### WHAT IS EXPECTED
From the excerpted passage below, copy the text word for word, starting at "The big fish" and ending at "a Lucky Strike.".

### EXCERPTED PASSAGE
==========

So I am going to show some of Elizabeth’s paintings that came to light after her death. alongside some of Cornell’s magical box assemblages. Nice. Oh, and I will find one of her poems for you all, what a treat!!! Her style was never confessional, so even though she suffered various difficulties during her life, her poetry remained aloof from them.  She had defined ,objective perception with an ability to describe accurately, deliberately. In her own words to Robert Lowell,
 “When you write my epitaph, you must say I was the loneliest person who ever lived.”
  At the Fishhouses

Although it is a cold evening,
down by one of the fishhouses
an old man sits netting,
his net, in the gloaming almost invisible,
a dark purple-brown,
and his shuttle worn and polished.
The air smells so strong of codfish
it makes one’s nose run and one’s eyes water.
The five fishhouses have steeply peaked roofs
and narrow, cleated gangplanks slant up
to storerooms in the gables
for the wheelbarrows to be pushed up and down on.
All is silver: the heavy surface of the sea,
swelling slowly as if considering spilling over,
is opaque, but the silver of the benches,
the lobster pots, and masts, scattered
among the wild jagged rocks,
is of an apparent translucence
like the small old buildings with an emerald moss
growing on their shoreward walls.
The big fish tubs are completely lined
with layers of beautiful herring scales
and the wheelbarrows are similarly plastered
with creamy iridescent coats of mail,
with small iridescent flies crawling on them.
Up on the little slope behind the houses,
set in the sparse bright sprinkle of grass,
is an ancient wooden capstan,
cracked, with two long bleached handles
and some melancholy stains, like dried blood,
where the ironwork has rusted.
The old man accepts a Lucky Strike.
He was a friend of my grandfather.
We talk of the decline in the population
and of codfish and herring
There are sequins on his vest and on his thumb.
He has scraped the scales, the principal beauty,
from unnumbered fish with that black old knife,
the blade of which is almost worn away.
Down at the water’s edge, at the place
where they haul up the boats, up the long ramp
descending into the water, thin silver
tree trunks are laid horizontally
across the gray stones, down and down
at intervals of four or five feet.
Cold dark deep and absolutely clear,
element bearable to no mortal,
to fish and to seals . . . One seal particularly
I have seen here evening after evening.
He was curious about me. He was interested in music;
like me a believer in total immersion,
so I used to sing him Baptist hymns.
I also sang “A Mighty Fortress Is Our God.”
He stood up in the water and regarded me
steadily, moving his head a little.
Then he would disappear, then suddenly emerge
almost in the same spot, with a sort of shrug
as if it were against his better judgment.
Cold dark deep and absolutely clear,
the clear gray icy water . . . Back, behind us,
the dignified tall firs begin.
Bluish, associating with their shadows,
waiting for Christmas. The water seems suspended
above the rounded gray and blue-gray stones.
I have seen it over and over, the same sea, the same,
slightly, indifferently swinging above the stones,
icily free above the stones,
above the stones and then the world.
If you should dip your hand in,
your wrist would ache immediately,
your bones would begin to ache and your hand would burn
as if the water were a transmutation of fire
that feeds on stones and burns with a dark gray flame.
If you tasted it, it would first taste bitter,
then briny, then surely burn your tongue.
It is like what we imagine knowledge to be:
dark, salt, clear, moving, utterly free,
drawn from the cold hard mouth
of the world, derived from the rocky breasts
forever, flowing and drawn, and since
our knowledge is historical, flowing, and flown.

==========

### INFORMATION
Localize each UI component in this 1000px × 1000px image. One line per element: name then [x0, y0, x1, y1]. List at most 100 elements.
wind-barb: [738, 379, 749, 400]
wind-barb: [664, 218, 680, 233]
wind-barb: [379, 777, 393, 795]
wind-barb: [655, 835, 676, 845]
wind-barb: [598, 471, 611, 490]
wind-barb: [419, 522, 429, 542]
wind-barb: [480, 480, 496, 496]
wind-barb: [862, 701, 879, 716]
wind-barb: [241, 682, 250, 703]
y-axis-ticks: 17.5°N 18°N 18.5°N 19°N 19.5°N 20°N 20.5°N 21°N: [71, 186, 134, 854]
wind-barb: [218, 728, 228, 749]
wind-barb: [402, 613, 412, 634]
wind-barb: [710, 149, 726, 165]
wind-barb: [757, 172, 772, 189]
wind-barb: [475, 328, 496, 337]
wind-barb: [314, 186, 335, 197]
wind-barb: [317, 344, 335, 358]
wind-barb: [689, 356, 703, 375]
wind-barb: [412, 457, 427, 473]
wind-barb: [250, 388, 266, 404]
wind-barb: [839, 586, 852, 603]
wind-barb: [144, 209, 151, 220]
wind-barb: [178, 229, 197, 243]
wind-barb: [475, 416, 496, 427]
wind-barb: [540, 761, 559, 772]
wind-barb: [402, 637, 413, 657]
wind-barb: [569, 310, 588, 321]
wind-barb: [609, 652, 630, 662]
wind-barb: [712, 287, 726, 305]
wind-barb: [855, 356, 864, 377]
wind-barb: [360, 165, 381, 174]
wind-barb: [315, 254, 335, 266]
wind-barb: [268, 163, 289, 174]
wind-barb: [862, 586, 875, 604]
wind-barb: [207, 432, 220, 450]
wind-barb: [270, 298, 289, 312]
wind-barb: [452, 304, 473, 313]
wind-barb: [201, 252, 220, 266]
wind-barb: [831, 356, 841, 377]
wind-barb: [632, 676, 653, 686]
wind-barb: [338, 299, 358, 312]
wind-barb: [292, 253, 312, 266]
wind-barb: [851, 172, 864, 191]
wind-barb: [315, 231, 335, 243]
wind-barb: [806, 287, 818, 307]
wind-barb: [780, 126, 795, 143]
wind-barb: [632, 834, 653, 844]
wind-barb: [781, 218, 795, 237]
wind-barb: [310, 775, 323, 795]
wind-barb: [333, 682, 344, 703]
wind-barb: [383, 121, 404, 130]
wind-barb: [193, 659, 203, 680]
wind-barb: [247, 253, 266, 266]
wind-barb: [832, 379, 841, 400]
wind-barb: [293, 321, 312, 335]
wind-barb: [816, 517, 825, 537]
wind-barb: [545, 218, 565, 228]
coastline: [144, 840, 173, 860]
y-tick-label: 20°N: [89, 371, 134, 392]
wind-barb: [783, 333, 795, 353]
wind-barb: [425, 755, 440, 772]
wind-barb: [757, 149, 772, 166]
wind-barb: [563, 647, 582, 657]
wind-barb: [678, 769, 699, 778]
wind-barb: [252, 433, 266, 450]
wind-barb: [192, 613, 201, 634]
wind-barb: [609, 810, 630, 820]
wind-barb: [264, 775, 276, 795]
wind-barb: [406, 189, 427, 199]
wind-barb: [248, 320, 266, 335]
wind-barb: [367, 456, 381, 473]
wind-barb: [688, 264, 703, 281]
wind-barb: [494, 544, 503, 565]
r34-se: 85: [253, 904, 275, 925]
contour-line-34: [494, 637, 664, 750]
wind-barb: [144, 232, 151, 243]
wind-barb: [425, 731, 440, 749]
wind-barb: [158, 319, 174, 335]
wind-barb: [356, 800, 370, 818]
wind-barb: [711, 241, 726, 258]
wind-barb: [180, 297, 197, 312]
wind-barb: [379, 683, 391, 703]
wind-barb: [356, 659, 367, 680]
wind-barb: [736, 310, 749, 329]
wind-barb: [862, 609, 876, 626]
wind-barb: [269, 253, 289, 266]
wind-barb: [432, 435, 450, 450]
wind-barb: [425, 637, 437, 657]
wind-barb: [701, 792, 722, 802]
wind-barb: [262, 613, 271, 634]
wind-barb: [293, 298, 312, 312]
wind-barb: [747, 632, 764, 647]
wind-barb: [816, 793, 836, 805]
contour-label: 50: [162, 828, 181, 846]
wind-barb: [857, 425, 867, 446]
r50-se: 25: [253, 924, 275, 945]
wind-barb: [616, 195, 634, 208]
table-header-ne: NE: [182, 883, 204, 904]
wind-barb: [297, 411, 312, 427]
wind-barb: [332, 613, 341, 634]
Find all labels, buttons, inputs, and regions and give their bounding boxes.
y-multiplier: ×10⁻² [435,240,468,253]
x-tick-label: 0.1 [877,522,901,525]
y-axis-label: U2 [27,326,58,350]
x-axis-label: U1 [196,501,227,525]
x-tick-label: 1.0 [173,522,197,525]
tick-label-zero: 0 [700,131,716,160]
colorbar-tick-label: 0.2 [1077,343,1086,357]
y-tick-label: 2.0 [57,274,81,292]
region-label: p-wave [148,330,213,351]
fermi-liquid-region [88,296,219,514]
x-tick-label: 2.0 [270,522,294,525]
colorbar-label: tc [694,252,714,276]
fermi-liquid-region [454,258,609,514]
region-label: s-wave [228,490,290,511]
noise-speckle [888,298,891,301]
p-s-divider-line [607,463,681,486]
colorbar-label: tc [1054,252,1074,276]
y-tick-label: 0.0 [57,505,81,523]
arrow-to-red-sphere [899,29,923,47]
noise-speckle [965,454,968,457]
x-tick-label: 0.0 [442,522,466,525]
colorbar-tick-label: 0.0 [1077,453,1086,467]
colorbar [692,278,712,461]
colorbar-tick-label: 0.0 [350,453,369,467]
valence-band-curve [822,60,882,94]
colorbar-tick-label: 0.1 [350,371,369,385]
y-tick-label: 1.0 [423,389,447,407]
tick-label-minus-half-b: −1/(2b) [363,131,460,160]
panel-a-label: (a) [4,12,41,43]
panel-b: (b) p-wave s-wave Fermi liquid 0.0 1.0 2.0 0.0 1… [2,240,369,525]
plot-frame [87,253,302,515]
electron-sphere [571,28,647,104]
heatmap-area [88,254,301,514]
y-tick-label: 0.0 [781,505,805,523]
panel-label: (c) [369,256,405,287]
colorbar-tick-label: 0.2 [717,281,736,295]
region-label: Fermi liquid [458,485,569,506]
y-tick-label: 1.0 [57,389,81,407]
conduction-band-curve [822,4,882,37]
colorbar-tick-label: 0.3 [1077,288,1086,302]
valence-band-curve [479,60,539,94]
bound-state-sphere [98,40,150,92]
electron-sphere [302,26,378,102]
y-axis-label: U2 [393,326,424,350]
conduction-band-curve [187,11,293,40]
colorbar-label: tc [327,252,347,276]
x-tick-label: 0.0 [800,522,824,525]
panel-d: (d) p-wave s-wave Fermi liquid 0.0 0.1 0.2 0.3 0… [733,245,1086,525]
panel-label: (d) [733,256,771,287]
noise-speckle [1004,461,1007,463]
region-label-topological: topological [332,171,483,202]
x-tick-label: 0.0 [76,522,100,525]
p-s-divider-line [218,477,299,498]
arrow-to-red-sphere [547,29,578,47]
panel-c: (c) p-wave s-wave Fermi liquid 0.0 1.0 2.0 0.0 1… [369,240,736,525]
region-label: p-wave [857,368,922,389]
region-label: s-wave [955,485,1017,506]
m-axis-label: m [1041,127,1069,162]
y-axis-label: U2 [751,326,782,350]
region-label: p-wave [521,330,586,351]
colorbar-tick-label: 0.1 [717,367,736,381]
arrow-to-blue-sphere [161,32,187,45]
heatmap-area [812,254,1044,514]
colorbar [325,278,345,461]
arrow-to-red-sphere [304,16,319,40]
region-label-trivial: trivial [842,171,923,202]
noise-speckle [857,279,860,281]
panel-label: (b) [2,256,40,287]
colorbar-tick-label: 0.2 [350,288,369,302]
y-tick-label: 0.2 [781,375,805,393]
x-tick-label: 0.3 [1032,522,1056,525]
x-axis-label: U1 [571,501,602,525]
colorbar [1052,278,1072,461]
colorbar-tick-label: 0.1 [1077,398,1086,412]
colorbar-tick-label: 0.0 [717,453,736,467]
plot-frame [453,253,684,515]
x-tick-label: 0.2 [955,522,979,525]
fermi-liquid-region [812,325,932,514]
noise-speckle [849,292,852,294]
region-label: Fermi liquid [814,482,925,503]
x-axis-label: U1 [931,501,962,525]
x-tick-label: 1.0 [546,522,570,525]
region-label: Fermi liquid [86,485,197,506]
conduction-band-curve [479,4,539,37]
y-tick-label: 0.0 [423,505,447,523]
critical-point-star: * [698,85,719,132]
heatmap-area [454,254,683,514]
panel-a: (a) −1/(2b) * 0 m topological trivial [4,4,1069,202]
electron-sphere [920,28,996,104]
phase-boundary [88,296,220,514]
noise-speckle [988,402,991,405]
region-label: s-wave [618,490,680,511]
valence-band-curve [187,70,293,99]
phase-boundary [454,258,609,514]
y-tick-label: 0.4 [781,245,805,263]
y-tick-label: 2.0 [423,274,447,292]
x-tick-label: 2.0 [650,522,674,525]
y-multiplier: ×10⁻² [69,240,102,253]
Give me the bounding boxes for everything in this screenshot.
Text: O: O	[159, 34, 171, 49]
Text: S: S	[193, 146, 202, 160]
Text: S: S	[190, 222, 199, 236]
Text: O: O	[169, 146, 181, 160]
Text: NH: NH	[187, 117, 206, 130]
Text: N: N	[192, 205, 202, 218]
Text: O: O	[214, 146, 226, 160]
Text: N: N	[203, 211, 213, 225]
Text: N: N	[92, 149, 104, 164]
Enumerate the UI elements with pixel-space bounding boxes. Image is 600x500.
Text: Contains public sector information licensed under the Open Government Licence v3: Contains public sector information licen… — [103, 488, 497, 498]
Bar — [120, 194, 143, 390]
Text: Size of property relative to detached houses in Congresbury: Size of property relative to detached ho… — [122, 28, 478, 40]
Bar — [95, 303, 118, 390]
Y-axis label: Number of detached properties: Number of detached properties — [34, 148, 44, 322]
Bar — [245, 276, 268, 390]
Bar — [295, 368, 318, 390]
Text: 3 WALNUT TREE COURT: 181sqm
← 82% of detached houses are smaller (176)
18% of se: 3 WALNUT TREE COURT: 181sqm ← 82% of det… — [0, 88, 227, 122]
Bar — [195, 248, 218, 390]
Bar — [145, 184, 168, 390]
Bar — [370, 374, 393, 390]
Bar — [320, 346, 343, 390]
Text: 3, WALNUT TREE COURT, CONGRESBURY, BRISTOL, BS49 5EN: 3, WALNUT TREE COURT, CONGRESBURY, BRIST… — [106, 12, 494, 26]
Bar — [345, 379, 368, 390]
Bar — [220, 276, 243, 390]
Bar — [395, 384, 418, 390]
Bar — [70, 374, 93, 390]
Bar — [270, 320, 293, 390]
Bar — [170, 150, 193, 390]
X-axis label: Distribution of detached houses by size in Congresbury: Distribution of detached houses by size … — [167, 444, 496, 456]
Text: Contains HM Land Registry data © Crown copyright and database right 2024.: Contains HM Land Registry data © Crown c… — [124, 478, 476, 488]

==========

### RESPONSE
The big fish tubs are completely lined
with layers of beautiful herring scales
and the wheelbarrows are similarly plastered
with creamy iridescent coats of mail,
with small iridescent flies crawling on them.
Up on the little slope behind the houses,
set in the sparse bright sprinkle of grass,
is an ancient wooden capstan,
cracked, with two long bleached handles
and some melancholy stains, like dried blood,
where the ironwork has rusted.
The old man accepts a Lucky Strike.